■ TASK BRIEF
Copy out all lines in the data below containing the string "Immigrant".

Records contained in a dataset:

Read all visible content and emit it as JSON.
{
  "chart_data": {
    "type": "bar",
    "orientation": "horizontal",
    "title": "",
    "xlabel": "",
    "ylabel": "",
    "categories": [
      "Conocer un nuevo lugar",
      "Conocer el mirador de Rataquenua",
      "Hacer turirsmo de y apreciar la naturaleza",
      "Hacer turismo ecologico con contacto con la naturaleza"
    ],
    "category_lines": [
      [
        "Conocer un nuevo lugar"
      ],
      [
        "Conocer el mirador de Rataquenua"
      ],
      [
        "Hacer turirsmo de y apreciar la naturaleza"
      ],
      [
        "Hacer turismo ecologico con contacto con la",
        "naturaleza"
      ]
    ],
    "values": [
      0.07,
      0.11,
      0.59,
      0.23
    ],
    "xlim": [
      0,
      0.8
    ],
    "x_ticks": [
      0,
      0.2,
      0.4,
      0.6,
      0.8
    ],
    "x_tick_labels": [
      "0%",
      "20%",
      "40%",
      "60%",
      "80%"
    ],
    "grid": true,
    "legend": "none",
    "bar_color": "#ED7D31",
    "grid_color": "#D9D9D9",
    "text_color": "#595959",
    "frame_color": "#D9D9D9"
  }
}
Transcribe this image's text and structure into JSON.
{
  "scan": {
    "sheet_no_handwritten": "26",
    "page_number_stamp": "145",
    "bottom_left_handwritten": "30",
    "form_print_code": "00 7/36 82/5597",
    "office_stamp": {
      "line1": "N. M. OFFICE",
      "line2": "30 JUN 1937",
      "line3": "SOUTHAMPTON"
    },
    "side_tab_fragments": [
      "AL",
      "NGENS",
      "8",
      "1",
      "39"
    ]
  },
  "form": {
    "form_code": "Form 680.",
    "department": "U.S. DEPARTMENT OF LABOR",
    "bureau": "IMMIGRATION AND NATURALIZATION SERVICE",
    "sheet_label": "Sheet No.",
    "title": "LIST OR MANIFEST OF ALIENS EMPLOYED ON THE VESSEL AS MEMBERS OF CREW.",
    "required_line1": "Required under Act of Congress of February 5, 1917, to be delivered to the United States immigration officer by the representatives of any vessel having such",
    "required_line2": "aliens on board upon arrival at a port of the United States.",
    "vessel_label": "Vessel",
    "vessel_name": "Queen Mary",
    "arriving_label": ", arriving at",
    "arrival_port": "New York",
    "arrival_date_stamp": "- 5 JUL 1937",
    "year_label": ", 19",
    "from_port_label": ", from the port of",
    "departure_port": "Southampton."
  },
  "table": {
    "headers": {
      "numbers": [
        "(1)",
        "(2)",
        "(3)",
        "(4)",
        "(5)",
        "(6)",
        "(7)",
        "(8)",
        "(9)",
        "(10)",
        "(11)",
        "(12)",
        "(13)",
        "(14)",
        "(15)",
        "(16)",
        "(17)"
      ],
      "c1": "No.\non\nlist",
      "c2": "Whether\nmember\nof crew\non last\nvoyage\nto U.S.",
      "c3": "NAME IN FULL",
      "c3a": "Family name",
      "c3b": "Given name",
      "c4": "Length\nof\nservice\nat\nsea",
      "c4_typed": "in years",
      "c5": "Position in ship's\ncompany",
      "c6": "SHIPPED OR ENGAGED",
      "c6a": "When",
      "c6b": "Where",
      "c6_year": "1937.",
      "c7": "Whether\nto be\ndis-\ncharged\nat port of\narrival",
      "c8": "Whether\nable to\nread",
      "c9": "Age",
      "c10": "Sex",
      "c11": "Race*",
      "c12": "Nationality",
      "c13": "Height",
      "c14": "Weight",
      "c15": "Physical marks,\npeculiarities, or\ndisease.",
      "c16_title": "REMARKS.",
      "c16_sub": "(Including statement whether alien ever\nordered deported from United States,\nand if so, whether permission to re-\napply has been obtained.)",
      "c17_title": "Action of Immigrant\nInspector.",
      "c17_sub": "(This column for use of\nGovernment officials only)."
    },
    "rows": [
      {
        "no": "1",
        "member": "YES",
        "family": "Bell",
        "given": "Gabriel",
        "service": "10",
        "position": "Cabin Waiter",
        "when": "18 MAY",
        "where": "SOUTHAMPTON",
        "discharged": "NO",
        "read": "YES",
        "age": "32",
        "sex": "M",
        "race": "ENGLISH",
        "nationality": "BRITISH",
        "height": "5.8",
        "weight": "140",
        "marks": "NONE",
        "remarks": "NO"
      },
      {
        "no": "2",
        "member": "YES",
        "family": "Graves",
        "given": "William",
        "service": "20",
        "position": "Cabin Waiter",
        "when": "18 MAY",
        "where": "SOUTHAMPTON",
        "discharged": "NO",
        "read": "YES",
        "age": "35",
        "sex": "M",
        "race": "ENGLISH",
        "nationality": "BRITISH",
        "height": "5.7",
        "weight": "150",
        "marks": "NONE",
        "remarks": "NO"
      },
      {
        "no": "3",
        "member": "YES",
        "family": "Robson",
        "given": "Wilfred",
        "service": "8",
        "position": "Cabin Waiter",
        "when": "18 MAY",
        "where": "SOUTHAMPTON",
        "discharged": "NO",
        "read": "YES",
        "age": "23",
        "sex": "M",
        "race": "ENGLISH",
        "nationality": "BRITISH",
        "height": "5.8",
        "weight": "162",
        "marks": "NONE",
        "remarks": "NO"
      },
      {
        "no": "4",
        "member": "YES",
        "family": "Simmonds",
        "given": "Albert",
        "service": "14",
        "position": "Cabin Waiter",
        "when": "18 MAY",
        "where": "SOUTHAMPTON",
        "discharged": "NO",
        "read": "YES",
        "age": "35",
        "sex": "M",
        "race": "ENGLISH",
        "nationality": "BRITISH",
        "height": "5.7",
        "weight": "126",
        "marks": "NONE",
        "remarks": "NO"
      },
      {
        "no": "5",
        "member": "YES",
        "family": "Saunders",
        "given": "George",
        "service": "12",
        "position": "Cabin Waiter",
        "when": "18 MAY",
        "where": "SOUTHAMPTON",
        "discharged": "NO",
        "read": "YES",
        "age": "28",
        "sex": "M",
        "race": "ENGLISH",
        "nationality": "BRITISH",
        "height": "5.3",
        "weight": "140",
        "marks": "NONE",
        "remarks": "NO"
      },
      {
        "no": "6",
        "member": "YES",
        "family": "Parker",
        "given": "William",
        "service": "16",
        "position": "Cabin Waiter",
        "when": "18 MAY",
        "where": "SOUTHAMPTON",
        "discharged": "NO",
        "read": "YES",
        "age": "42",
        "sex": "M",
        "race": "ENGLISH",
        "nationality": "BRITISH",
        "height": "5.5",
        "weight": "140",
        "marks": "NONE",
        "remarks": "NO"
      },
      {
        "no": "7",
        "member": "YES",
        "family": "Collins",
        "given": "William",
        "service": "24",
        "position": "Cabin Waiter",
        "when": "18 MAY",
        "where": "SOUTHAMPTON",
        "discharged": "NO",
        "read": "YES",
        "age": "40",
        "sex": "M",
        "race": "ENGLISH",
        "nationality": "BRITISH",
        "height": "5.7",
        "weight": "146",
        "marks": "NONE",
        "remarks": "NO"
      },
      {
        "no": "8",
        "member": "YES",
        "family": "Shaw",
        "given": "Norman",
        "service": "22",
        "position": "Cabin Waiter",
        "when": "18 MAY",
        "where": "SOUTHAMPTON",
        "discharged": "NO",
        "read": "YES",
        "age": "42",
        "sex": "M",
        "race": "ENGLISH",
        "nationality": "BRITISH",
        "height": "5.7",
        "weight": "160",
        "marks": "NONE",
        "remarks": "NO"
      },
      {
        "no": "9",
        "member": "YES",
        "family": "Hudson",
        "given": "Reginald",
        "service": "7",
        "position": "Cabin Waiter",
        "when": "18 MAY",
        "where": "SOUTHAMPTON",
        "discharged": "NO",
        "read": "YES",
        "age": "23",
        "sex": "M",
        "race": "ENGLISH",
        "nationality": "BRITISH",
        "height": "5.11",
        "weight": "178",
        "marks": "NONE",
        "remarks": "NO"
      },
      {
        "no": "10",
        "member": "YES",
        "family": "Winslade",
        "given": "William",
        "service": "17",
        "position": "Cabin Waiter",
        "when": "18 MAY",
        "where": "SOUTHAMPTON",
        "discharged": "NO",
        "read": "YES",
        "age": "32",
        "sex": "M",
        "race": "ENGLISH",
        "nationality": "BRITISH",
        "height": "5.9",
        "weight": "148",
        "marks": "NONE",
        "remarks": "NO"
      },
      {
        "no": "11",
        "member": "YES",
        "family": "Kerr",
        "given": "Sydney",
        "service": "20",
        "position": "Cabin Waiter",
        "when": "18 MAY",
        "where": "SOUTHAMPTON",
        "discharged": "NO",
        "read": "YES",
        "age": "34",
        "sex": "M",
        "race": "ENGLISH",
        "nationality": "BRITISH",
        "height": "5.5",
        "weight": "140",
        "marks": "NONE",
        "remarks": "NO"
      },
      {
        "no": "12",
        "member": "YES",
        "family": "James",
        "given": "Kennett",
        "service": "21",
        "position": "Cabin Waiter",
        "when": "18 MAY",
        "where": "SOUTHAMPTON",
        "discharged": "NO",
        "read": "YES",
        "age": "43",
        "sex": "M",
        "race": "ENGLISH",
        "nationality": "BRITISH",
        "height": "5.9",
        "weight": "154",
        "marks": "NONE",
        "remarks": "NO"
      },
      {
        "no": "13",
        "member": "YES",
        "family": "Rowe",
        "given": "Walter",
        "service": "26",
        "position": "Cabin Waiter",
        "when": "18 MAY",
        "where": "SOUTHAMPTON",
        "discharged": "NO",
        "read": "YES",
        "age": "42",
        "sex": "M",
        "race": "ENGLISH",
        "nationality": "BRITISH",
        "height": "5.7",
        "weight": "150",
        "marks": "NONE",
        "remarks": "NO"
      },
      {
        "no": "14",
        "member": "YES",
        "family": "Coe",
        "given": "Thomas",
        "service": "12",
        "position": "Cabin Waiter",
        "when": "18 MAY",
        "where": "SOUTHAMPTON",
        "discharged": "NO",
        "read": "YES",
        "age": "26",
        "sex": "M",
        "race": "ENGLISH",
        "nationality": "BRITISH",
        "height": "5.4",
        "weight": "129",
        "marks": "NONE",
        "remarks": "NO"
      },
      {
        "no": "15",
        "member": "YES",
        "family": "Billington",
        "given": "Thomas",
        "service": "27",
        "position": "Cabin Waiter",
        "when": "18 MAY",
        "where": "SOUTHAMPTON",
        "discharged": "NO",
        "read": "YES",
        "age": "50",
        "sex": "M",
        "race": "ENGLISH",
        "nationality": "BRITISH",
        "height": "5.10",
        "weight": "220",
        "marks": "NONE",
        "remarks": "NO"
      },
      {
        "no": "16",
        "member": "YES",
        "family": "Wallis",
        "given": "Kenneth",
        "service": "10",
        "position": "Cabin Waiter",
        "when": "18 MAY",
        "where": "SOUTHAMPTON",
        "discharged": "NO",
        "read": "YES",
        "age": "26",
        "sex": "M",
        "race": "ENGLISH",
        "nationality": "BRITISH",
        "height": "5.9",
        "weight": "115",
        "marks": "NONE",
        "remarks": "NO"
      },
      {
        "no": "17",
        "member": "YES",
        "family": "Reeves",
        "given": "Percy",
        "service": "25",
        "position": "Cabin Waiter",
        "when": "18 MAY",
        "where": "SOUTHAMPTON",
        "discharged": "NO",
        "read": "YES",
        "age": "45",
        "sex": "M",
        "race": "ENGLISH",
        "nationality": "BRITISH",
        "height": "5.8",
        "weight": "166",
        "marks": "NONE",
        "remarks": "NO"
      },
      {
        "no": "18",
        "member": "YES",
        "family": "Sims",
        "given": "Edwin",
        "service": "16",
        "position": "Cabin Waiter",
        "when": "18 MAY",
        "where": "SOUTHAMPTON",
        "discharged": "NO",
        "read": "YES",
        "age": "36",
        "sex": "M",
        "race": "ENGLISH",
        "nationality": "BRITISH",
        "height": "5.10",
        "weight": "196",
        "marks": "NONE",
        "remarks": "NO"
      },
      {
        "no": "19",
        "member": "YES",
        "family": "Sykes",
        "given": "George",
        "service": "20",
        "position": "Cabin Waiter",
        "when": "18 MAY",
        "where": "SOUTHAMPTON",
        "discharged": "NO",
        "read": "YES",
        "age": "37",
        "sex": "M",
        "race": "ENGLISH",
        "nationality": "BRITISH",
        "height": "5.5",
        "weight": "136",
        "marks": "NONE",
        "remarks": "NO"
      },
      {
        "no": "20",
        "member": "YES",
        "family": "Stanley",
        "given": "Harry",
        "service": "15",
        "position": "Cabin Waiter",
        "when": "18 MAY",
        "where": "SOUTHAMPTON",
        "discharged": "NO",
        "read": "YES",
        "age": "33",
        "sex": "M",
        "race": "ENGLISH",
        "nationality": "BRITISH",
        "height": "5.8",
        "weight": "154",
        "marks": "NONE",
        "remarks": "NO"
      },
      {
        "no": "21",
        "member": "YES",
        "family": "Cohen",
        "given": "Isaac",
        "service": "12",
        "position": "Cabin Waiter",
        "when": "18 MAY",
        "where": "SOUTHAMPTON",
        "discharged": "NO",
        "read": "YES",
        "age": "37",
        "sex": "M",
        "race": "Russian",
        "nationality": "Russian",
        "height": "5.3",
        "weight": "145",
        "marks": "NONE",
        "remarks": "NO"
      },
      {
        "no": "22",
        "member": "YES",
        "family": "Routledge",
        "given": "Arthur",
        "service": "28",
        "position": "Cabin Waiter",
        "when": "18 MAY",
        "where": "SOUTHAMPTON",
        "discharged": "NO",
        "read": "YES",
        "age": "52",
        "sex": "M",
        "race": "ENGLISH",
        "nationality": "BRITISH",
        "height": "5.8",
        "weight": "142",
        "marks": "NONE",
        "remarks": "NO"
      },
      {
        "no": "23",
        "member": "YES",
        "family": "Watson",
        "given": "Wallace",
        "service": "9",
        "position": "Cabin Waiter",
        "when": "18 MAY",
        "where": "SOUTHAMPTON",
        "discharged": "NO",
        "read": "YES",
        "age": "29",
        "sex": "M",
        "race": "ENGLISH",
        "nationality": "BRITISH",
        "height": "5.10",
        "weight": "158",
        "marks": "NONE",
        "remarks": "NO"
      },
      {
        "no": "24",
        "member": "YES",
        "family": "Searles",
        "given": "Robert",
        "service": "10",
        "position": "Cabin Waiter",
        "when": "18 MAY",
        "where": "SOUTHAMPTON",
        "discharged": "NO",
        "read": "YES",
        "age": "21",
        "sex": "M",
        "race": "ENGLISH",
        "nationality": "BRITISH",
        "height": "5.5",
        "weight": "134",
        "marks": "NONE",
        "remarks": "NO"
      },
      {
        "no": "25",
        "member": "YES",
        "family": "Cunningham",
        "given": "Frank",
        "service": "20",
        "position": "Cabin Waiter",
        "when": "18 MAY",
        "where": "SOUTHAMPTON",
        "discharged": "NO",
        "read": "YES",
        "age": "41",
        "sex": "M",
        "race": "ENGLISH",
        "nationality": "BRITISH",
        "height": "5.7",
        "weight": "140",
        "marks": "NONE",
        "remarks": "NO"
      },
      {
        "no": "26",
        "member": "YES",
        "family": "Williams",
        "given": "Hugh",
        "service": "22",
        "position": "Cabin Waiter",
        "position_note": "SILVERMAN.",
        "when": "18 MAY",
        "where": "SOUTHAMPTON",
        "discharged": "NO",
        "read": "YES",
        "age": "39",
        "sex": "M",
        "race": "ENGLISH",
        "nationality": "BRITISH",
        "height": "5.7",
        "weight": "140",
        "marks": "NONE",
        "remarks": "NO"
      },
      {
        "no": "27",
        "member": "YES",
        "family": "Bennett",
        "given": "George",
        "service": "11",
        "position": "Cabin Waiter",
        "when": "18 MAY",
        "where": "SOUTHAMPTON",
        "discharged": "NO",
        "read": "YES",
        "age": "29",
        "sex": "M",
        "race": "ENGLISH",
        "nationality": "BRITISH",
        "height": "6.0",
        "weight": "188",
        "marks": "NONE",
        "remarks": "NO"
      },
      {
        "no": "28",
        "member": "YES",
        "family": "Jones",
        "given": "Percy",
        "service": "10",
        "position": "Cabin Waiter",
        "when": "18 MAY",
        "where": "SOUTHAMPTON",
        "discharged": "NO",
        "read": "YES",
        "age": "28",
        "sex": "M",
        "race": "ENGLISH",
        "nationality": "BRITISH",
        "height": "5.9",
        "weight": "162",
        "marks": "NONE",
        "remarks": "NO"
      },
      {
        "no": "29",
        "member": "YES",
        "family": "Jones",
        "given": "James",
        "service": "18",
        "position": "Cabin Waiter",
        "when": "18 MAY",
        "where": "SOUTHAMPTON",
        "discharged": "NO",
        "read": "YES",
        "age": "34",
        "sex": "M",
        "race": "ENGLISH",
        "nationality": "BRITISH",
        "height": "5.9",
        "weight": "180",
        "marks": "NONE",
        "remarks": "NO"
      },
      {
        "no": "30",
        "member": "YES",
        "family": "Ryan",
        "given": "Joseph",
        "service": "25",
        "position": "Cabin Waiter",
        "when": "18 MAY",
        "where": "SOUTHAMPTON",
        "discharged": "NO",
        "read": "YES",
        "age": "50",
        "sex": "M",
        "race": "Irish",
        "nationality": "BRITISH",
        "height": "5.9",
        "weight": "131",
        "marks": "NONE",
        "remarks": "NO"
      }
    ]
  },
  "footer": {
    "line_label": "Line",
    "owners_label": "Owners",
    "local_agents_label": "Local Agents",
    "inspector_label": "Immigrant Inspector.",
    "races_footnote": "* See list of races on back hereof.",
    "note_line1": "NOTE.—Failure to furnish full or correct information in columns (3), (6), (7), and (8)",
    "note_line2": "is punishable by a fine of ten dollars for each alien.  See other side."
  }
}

■ RESULT FOR THIS EXERCISE
      "c17_title": "Action of Immigrant\nInspector.",
    "inspector_label": "Immigrant Inspector.",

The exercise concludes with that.